Gather each line of the entries below that includes "diploma".

◇ ◇ ◇ ◇

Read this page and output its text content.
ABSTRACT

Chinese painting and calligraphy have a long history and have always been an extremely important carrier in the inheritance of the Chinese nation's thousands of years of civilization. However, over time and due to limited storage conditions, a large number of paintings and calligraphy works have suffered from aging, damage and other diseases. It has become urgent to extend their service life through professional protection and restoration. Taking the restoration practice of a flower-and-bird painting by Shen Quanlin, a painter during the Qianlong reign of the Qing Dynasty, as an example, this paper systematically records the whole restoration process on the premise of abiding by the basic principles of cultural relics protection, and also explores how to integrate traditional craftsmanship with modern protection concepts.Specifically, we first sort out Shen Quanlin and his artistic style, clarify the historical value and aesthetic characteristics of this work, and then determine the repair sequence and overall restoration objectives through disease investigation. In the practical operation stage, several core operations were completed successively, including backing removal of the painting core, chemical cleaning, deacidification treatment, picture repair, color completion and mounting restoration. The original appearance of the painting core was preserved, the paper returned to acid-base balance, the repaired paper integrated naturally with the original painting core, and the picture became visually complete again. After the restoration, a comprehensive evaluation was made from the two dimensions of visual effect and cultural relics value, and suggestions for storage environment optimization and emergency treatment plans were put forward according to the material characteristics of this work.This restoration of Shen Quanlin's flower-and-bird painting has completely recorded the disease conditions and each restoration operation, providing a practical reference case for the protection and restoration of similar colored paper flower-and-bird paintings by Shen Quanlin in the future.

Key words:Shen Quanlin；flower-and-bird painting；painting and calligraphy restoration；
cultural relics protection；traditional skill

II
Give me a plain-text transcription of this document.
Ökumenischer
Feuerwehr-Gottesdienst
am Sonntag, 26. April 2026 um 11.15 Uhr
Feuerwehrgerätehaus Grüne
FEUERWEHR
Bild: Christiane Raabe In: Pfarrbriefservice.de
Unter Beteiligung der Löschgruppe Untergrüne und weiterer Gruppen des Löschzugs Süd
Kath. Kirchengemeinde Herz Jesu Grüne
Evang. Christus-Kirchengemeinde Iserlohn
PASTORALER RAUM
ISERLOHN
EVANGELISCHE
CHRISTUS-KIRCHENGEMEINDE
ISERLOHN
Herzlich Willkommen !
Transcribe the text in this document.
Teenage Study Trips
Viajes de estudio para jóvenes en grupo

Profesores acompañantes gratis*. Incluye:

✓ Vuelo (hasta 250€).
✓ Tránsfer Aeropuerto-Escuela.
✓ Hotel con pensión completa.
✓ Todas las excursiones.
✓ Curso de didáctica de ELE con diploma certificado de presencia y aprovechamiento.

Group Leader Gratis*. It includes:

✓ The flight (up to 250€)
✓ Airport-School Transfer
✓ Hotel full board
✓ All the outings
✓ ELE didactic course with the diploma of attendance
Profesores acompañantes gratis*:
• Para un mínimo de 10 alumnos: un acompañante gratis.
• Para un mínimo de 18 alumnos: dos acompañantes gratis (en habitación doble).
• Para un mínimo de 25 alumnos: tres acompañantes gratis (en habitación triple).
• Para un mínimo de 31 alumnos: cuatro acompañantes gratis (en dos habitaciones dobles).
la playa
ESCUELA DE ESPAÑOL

◇ ◇ ◇ ◇

▶ [Output of the task]:
✓ Curso de didáctica de ELE con diploma certificado de presencia y aprovechamiento.
✓ ELE didactic course with the diploma of attendance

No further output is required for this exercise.